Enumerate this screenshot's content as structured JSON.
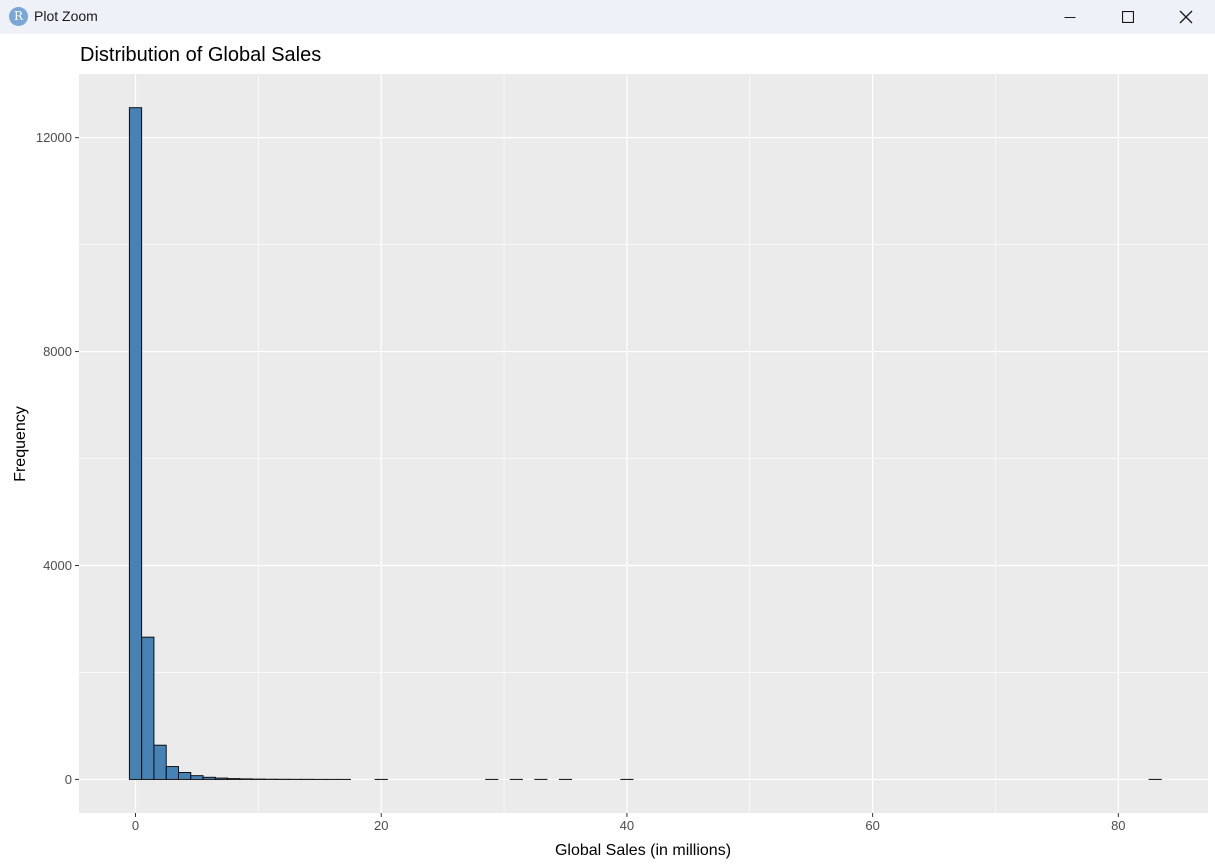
{
  "window": {
    "title": "Plot Zoom",
    "icon": "r-logo-icon",
    "icon_letter": "R",
    "controls": [
      "minimize-icon",
      "maximize-icon",
      "close-icon"
    ]
  },
  "colors": {
    "bar_fill": "#4682b4",
    "bar_stroke": "#000000",
    "panel_bg": "#ebebeb",
    "grid": "#ffffff",
    "titlebar": "#eef1f8"
  },
  "chart_data": {
    "type": "bar",
    "title": "Distribution of Global Sales",
    "xlabel": "Global Sales (in millions)",
    "ylabel": "Frequency",
    "bin_width": 1,
    "x": [
      0,
      1,
      2,
      3,
      4,
      5,
      6,
      7,
      8,
      9,
      10,
      11,
      12,
      13,
      14,
      15,
      16,
      17,
      18,
      19,
      20,
      21,
      22,
      23,
      24,
      25,
      26,
      27,
      28,
      29,
      30,
      31,
      32,
      33,
      34,
      35,
      36,
      37,
      38,
      39,
      40,
      41,
      42,
      43,
      44,
      45,
      46,
      47,
      48,
      49,
      50,
      51,
      52,
      53,
      54,
      55,
      56,
      57,
      58,
      59,
      60,
      61,
      62,
      63,
      64,
      65,
      66,
      67,
      68,
      69,
      70,
      71,
      72,
      73,
      74,
      75,
      76,
      77,
      78,
      79,
      80,
      81,
      82,
      83
    ],
    "values": [
      12560,
      2660,
      640,
      240,
      130,
      70,
      40,
      25,
      15,
      10,
      6,
      4,
      3,
      2,
      2,
      1,
      1,
      1,
      0,
      0,
      1,
      0,
      0,
      0,
      0,
      0,
      0,
      0,
      0,
      1,
      0,
      1,
      0,
      1,
      0,
      1,
      0,
      0,
      0,
      0,
      1,
      0,
      0,
      0,
      0,
      0,
      0,
      0,
      0,
      0,
      0,
      0,
      0,
      0,
      0,
      0,
      0,
      0,
      0,
      0,
      0,
      0,
      0,
      0,
      0,
      0,
      0,
      0,
      0,
      0,
      0,
      0,
      0,
      0,
      0,
      0,
      0,
      0,
      0,
      0,
      0,
      0,
      0,
      1
    ],
    "xlim": [
      -4.6,
      87.3
    ],
    "ylim": [
      -628,
      13190
    ],
    "x_ticks": [
      0,
      20,
      40,
      60,
      80
    ],
    "y_ticks": [
      0,
      4000,
      8000,
      12000
    ],
    "x_tick_labels": [
      "0",
      "20",
      "40",
      "60",
      "80"
    ],
    "y_tick_labels": [
      "0",
      "4000",
      "8000",
      "12000"
    ],
    "grid": true,
    "legend": "none"
  }
}
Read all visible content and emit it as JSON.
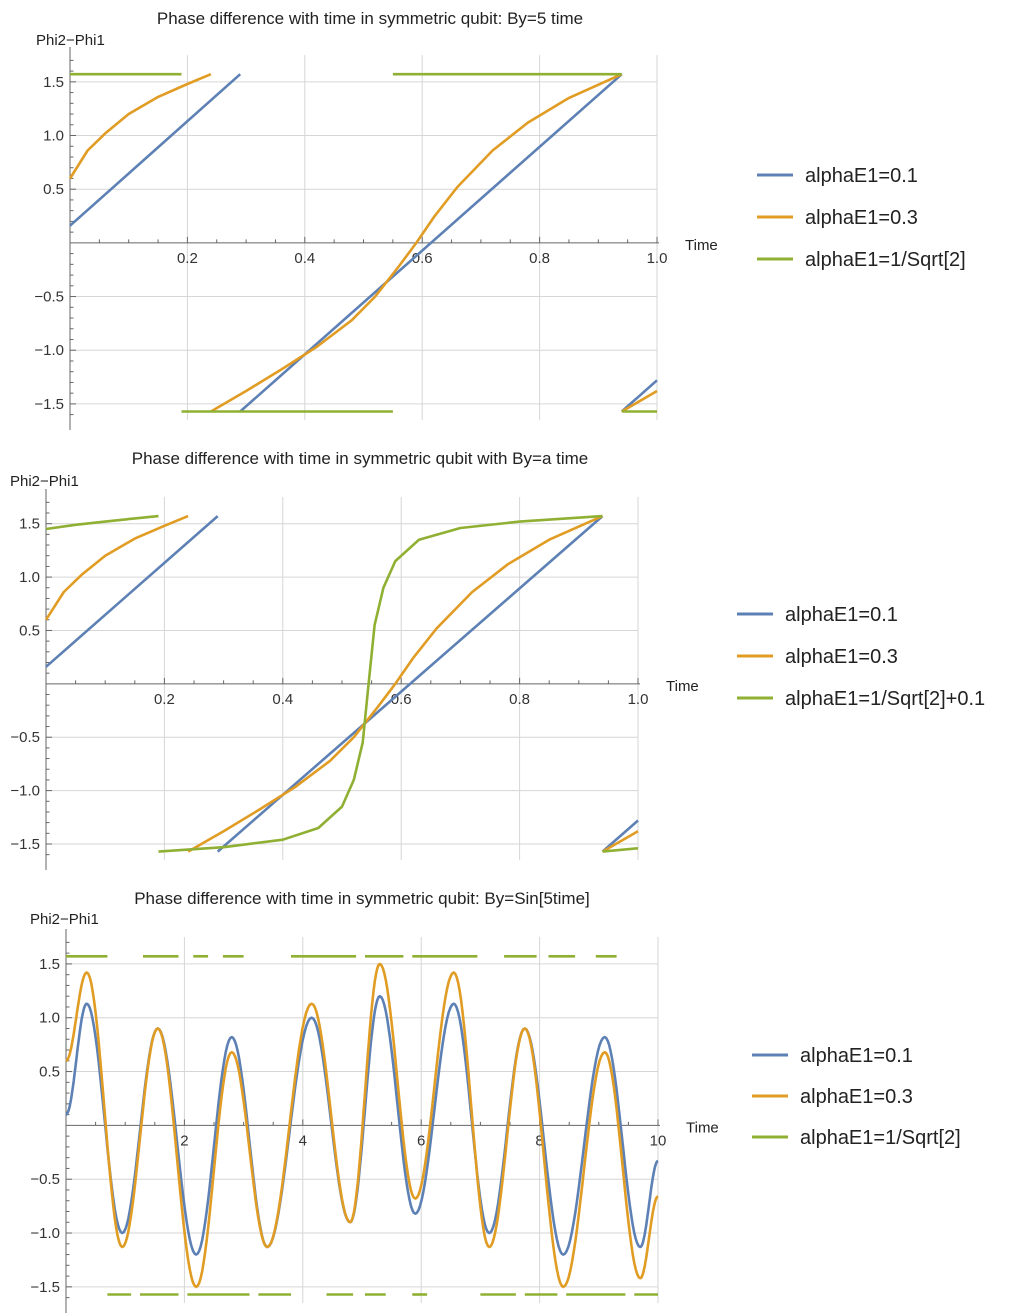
{
  "colors": {
    "blue": "#5e81b5",
    "orange": "#e19c24",
    "green": "#8fb032"
  },
  "chart_data": [
    {
      "type": "line",
      "title": "Phase difference with time in symmetric qubit: By=5 time",
      "xlabel": "Time",
      "ylabel": "Phi2−Phi1",
      "xlim": [
        0,
        1.0
      ],
      "ylim": [
        -1.65,
        1.75
      ],
      "xticks": [
        0.2,
        0.4,
        0.6,
        0.8,
        1.0
      ],
      "xtick_labels": [
        "0.2",
        "0.4",
        "0.6",
        "0.8",
        "1.0"
      ],
      "yticks": [
        -1.5,
        -1.0,
        -0.5,
        0.5,
        1.0,
        1.5
      ],
      "ytick_labels": [
        "−1.5",
        "−1.0",
        "−0.5",
        "0.5",
        "1.0",
        "1.5"
      ],
      "grid": true,
      "legend_position": "right",
      "series": [
        {
          "name": "alphaE1=0.1",
          "color": "#5e81b5",
          "segments": [
            [
              [
                0,
                0.16
              ],
              [
                0.29,
                1.571
              ]
            ],
            [
              [
                0.29,
                -1.571
              ],
              [
                0.94,
                1.571
              ]
            ],
            [
              [
                0.94,
                -1.571
              ],
              [
                1.0,
                -1.28
              ]
            ]
          ]
        },
        {
          "name": "alphaE1=0.3",
          "color": "#e19c24",
          "segments": [
            [
              [
                0,
                0.6
              ],
              [
                0.03,
                0.86
              ],
              [
                0.06,
                1.02
              ],
              [
                0.1,
                1.2
              ],
              [
                0.15,
                1.36
              ],
              [
                0.2,
                1.48
              ],
              [
                0.24,
                1.571
              ]
            ],
            [
              [
                0.24,
                -1.571
              ],
              [
                0.3,
                -1.38
              ],
              [
                0.36,
                -1.18
              ],
              [
                0.42,
                -0.97
              ],
              [
                0.48,
                -0.72
              ],
              [
                0.52,
                -0.5
              ],
              [
                0.56,
                -0.22
              ],
              [
                0.59,
                0.0
              ],
              [
                0.62,
                0.24
              ],
              [
                0.66,
                0.52
              ],
              [
                0.72,
                0.86
              ],
              [
                0.78,
                1.12
              ],
              [
                0.85,
                1.35
              ],
              [
                0.94,
                1.571
              ]
            ],
            [
              [
                0.94,
                -1.571
              ],
              [
                1.0,
                -1.38
              ]
            ]
          ]
        },
        {
          "name": "alphaE1=1/Sqrt[2]",
          "color": "#8fb032",
          "segments": [
            [
              [
                0,
                1.571
              ],
              [
                0.19,
                1.571
              ]
            ],
            [
              [
                0.55,
                1.571
              ],
              [
                0.94,
                1.571
              ]
            ],
            [
              [
                0.19,
                -1.571
              ],
              [
                0.55,
                -1.571
              ]
            ],
            [
              [
                0.94,
                -1.571
              ],
              [
                1.0,
                -1.571
              ]
            ]
          ]
        }
      ]
    },
    {
      "type": "line",
      "title": "Phase difference with time in symmetric qubit with By=a time",
      "xlabel": "Time",
      "ylabel": "Phi2−Phi1",
      "xlim": [
        0,
        1.0
      ],
      "ylim": [
        -1.65,
        1.75
      ],
      "xticks": [
        0.2,
        0.4,
        0.6,
        0.8,
        1.0
      ],
      "xtick_labels": [
        "0.2",
        "0.4",
        "0.6",
        "0.8",
        "1.0"
      ],
      "yticks": [
        -1.5,
        -1.0,
        -0.5,
        0.5,
        1.0,
        1.5
      ],
      "ytick_labels": [
        "−1.5",
        "−1.0",
        "−0.5",
        "0.5",
        "1.0",
        "1.5"
      ],
      "grid": true,
      "legend_position": "right",
      "series": [
        {
          "name": "alphaE1=0.1",
          "color": "#5e81b5",
          "segments": [
            [
              [
                0,
                0.16
              ],
              [
                0.29,
                1.571
              ]
            ],
            [
              [
                0.29,
                -1.571
              ],
              [
                0.94,
                1.571
              ]
            ],
            [
              [
                0.94,
                -1.571
              ],
              [
                1.0,
                -1.28
              ]
            ]
          ]
        },
        {
          "name": "alphaE1=0.3",
          "color": "#e19c24",
          "segments": [
            [
              [
                0,
                0.6
              ],
              [
                0.03,
                0.86
              ],
              [
                0.06,
                1.02
              ],
              [
                0.1,
                1.2
              ],
              [
                0.15,
                1.36
              ],
              [
                0.2,
                1.48
              ],
              [
                0.24,
                1.571
              ]
            ],
            [
              [
                0.24,
                -1.571
              ],
              [
                0.3,
                -1.38
              ],
              [
                0.36,
                -1.18
              ],
              [
                0.42,
                -0.97
              ],
              [
                0.48,
                -0.72
              ],
              [
                0.52,
                -0.5
              ],
              [
                0.56,
                -0.22
              ],
              [
                0.59,
                0.0
              ],
              [
                0.62,
                0.24
              ],
              [
                0.66,
                0.52
              ],
              [
                0.72,
                0.86
              ],
              [
                0.78,
                1.12
              ],
              [
                0.85,
                1.35
              ],
              [
                0.94,
                1.571
              ]
            ],
            [
              [
                0.94,
                -1.571
              ],
              [
                1.0,
                -1.38
              ]
            ]
          ]
        },
        {
          "name": "alphaE1=1/Sqrt[2]+0.1",
          "color": "#8fb032",
          "segments": [
            [
              [
                0,
                1.45
              ],
              [
                0.05,
                1.49
              ],
              [
                0.1,
                1.52
              ],
              [
                0.15,
                1.55
              ],
              [
                0.19,
                1.571
              ]
            ],
            [
              [
                0.19,
                -1.571
              ],
              [
                0.3,
                -1.53
              ],
              [
                0.4,
                -1.46
              ],
              [
                0.46,
                -1.35
              ],
              [
                0.5,
                -1.15
              ],
              [
                0.52,
                -0.9
              ],
              [
                0.535,
                -0.55
              ],
              [
                0.545,
                0.0
              ],
              [
                0.555,
                0.55
              ],
              [
                0.57,
                0.9
              ],
              [
                0.59,
                1.15
              ],
              [
                0.63,
                1.35
              ],
              [
                0.7,
                1.46
              ],
              [
                0.8,
                1.52
              ],
              [
                0.94,
                1.571
              ]
            ],
            [
              [
                0.94,
                -1.571
              ],
              [
                1.0,
                -1.54
              ]
            ]
          ]
        }
      ]
    },
    {
      "type": "line",
      "title": "Phase difference with time in symmetric qubit: By=Sin[5time]",
      "xlabel": "Time",
      "ylabel": "Phi2−Phi1",
      "xlim": [
        0,
        10
      ],
      "ylim": [
        -1.65,
        1.75
      ],
      "xticks": [
        2,
        4,
        6,
        8,
        10
      ],
      "xtick_labels": [
        "2",
        "4",
        "6",
        "8",
        "10"
      ],
      "yticks": [
        -1.5,
        -1.0,
        -0.5,
        0.5,
        1.0,
        1.5
      ],
      "ytick_labels": [
        "−1.5",
        "−1.0",
        "−0.5",
        "0.5",
        "1.0",
        "1.5"
      ],
      "grid": true,
      "legend_position": "right",
      "series": [
        {
          "name": "alphaE1=0.1",
          "color": "#5e81b5",
          "peaks": [
            [
              0,
              0.1
            ],
            [
              0.35,
              1.13
            ],
            [
              0.95,
              -1.0
            ],
            [
              1.55,
              0.9
            ],
            [
              2.2,
              -1.2
            ],
            [
              2.8,
              0.82
            ],
            [
              3.4,
              -1.13
            ],
            [
              4.15,
              1.0
            ],
            [
              4.8,
              -0.9
            ],
            [
              5.3,
              1.2
            ],
            [
              5.9,
              -0.82
            ],
            [
              6.55,
              1.13
            ],
            [
              7.15,
              -1.0
            ],
            [
              7.75,
              0.9
            ],
            [
              8.4,
              -1.2
            ],
            [
              9.1,
              0.82
            ],
            [
              9.7,
              -1.13
            ],
            [
              10.0,
              -0.33
            ]
          ]
        },
        {
          "name": "alphaE1=0.3",
          "color": "#e19c24",
          "peaks": [
            [
              0,
              0.6
            ],
            [
              0.35,
              1.42
            ],
            [
              0.95,
              -1.13
            ],
            [
              1.55,
              0.9
            ],
            [
              2.2,
              -1.5
            ],
            [
              2.8,
              0.68
            ],
            [
              3.4,
              -1.13
            ],
            [
              4.15,
              1.13
            ],
            [
              4.8,
              -0.9
            ],
            [
              5.3,
              1.5
            ],
            [
              5.9,
              -0.68
            ],
            [
              6.55,
              1.42
            ],
            [
              7.15,
              -1.13
            ],
            [
              7.75,
              0.9
            ],
            [
              8.4,
              -1.5
            ],
            [
              9.1,
              0.68
            ],
            [
              9.7,
              -1.42
            ],
            [
              10.0,
              -0.66
            ]
          ]
        },
        {
          "name": "alphaE1=1/Sqrt[2]",
          "color": "#8fb032",
          "segments": [
            [
              [
                0,
                1.571
              ],
              [
                0.7,
                1.571
              ]
            ],
            [
              [
                1.3,
                1.571
              ],
              [
                1.9,
                1.571
              ]
            ],
            [
              [
                2.15,
                1.571
              ],
              [
                2.4,
                1.571
              ]
            ],
            [
              [
                2.65,
                1.571
              ],
              [
                3.0,
                1.571
              ]
            ],
            [
              [
                3.8,
                1.571
              ],
              [
                4.9,
                1.571
              ]
            ],
            [
              [
                5.05,
                1.571
              ],
              [
                5.7,
                1.571
              ]
            ],
            [
              [
                5.85,
                1.571
              ],
              [
                6.95,
                1.571
              ]
            ],
            [
              [
                7.4,
                1.571
              ],
              [
                7.95,
                1.571
              ]
            ],
            [
              [
                8.15,
                1.571
              ],
              [
                8.6,
                1.571
              ]
            ],
            [
              [
                8.95,
                1.571
              ],
              [
                9.3,
                1.571
              ]
            ],
            [
              [
                0.7,
                -1.571
              ],
              [
                1.1,
                -1.571
              ]
            ],
            [
              [
                1.25,
                -1.571
              ],
              [
                1.9,
                -1.571
              ]
            ],
            [
              [
                2.05,
                -1.571
              ],
              [
                3.1,
                -1.571
              ]
            ],
            [
              [
                3.25,
                -1.571
              ],
              [
                3.8,
                -1.571
              ]
            ],
            [
              [
                4.4,
                -1.571
              ],
              [
                4.85,
                -1.571
              ]
            ],
            [
              [
                5.05,
                -1.571
              ],
              [
                5.4,
                -1.571
              ]
            ],
            [
              [
                5.85,
                -1.571
              ],
              [
                6.1,
                -1.571
              ]
            ],
            [
              [
                7.0,
                -1.571
              ],
              [
                7.6,
                -1.571
              ]
            ],
            [
              [
                7.75,
                -1.571
              ],
              [
                8.3,
                -1.571
              ]
            ],
            [
              [
                8.45,
                -1.571
              ],
              [
                9.45,
                -1.571
              ]
            ],
            [
              [
                9.6,
                -1.571
              ],
              [
                10.0,
                -1.571
              ]
            ]
          ]
        }
      ]
    }
  ]
}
====
TASK GOAL: From the entries above, copy every line where the word "JSON" shows up.

FULL RESPONSE:
Enumerate this screenshot's content as structured JSON.
Read all visible content and emit it as JSON.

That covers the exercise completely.